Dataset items

◇ ◇ ◇

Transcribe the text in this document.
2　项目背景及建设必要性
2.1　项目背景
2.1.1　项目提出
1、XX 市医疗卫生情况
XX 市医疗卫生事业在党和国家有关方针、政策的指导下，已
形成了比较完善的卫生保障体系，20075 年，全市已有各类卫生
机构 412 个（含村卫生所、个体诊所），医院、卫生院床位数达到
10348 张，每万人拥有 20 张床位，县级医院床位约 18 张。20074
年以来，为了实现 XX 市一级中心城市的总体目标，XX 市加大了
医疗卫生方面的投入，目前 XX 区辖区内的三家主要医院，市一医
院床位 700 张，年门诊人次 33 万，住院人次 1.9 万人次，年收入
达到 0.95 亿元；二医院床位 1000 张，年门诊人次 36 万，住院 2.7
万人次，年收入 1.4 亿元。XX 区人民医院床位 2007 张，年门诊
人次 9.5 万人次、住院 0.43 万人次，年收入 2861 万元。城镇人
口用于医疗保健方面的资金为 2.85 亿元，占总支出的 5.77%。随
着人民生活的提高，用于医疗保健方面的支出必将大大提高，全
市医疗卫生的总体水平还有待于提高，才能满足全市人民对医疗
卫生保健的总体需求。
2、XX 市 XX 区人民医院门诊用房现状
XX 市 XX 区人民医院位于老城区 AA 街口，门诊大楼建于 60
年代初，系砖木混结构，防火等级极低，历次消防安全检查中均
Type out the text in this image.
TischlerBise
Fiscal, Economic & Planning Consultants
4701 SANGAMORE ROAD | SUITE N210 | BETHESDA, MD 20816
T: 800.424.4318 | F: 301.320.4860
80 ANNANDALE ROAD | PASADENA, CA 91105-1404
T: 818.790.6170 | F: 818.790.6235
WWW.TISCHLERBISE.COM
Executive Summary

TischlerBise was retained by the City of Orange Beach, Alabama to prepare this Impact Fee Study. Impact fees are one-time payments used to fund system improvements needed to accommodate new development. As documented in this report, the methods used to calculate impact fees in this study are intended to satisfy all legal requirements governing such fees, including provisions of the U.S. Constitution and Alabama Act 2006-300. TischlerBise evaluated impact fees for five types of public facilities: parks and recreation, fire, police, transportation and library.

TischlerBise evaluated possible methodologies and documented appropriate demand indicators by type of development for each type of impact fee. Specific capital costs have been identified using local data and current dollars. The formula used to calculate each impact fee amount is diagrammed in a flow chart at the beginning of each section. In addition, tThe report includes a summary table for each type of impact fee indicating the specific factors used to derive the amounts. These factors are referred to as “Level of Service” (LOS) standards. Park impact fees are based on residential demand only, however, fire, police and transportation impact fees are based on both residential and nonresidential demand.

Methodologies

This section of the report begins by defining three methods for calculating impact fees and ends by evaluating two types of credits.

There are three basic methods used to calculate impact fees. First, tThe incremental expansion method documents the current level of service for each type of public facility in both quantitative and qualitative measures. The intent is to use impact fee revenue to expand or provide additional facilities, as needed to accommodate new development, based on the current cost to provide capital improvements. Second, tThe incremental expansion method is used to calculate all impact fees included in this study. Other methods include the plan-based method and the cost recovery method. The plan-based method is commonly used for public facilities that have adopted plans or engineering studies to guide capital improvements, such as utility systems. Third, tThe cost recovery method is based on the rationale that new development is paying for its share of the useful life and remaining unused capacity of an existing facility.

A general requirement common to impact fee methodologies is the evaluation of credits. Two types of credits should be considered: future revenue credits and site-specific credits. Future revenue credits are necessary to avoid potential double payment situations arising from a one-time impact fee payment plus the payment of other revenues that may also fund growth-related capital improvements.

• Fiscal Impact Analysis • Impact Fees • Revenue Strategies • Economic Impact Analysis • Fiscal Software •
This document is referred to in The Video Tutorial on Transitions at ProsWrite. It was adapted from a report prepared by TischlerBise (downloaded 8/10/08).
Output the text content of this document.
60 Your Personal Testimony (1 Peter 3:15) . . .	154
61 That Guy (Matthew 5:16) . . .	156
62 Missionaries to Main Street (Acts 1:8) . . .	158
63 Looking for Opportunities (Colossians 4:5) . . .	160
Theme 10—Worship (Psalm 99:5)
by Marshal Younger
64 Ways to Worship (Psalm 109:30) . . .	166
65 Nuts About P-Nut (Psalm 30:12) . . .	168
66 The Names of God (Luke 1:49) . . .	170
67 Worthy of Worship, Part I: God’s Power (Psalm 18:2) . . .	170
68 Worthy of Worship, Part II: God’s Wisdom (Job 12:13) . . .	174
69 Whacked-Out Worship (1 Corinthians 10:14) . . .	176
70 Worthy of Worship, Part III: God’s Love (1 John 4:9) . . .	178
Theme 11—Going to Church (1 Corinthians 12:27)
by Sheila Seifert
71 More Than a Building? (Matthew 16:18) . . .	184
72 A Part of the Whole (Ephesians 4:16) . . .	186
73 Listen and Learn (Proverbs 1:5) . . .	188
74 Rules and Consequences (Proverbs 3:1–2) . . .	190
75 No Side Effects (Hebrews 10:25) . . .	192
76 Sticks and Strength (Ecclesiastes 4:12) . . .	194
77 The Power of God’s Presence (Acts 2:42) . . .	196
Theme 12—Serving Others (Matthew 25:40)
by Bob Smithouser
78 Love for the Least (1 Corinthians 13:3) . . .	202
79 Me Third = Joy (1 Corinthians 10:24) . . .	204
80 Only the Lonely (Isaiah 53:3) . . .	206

◇ ◇ ◇

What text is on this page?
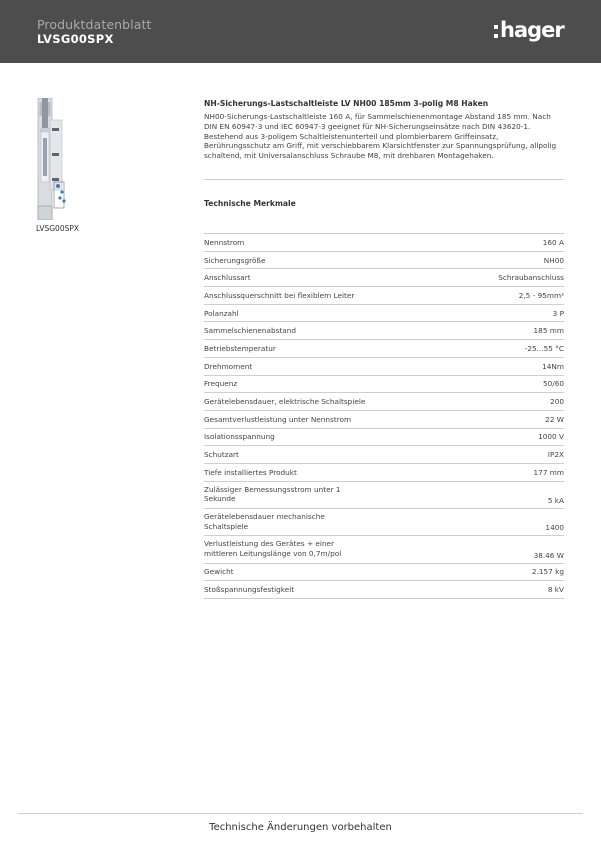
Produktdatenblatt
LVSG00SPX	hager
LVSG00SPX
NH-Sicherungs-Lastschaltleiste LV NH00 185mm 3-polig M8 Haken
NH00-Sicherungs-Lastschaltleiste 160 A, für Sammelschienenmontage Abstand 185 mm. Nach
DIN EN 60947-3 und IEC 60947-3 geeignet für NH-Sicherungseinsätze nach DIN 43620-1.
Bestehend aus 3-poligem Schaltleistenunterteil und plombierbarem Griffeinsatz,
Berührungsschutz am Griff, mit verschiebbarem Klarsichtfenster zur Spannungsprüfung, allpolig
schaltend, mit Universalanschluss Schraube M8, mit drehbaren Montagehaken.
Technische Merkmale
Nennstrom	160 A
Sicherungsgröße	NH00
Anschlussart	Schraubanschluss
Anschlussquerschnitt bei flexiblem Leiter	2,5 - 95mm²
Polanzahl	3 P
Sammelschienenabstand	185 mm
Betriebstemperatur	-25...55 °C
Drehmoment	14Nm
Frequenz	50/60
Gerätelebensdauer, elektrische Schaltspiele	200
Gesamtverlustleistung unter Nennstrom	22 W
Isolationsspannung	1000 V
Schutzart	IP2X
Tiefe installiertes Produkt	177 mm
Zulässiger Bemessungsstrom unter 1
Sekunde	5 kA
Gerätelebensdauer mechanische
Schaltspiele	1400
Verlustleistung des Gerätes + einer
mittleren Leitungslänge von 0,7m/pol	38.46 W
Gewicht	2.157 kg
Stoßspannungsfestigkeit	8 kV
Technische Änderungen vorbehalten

◇ ◇ ◇

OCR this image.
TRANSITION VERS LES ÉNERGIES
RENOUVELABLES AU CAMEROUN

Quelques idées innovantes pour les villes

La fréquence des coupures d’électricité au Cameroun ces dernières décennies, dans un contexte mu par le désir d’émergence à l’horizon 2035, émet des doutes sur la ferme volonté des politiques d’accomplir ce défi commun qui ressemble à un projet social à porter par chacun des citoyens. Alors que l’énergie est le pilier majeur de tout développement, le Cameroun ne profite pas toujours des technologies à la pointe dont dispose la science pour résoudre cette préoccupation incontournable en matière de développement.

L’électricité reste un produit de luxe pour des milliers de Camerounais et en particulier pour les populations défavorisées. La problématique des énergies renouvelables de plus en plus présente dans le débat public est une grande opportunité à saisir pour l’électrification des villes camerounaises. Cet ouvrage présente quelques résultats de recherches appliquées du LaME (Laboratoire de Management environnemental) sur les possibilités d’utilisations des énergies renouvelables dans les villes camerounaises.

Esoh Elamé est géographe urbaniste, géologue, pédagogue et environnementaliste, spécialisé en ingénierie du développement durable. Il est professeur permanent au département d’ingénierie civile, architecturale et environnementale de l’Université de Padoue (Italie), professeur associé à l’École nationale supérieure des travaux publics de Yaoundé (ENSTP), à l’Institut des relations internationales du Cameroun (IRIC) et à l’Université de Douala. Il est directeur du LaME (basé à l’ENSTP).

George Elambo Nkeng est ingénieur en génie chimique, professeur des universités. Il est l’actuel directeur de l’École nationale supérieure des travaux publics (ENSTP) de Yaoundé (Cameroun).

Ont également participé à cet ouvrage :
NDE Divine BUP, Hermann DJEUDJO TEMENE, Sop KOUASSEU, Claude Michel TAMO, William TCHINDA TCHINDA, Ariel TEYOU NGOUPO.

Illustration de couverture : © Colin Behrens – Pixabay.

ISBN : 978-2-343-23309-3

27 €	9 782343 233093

◇ ◇ ◇

**PROBLEM REQUIREMENTS:** From the material above, gather all lines that include the string "image" and copy them.

**CORRECT RESULT:**
Type out the text in this image.
OCR this image.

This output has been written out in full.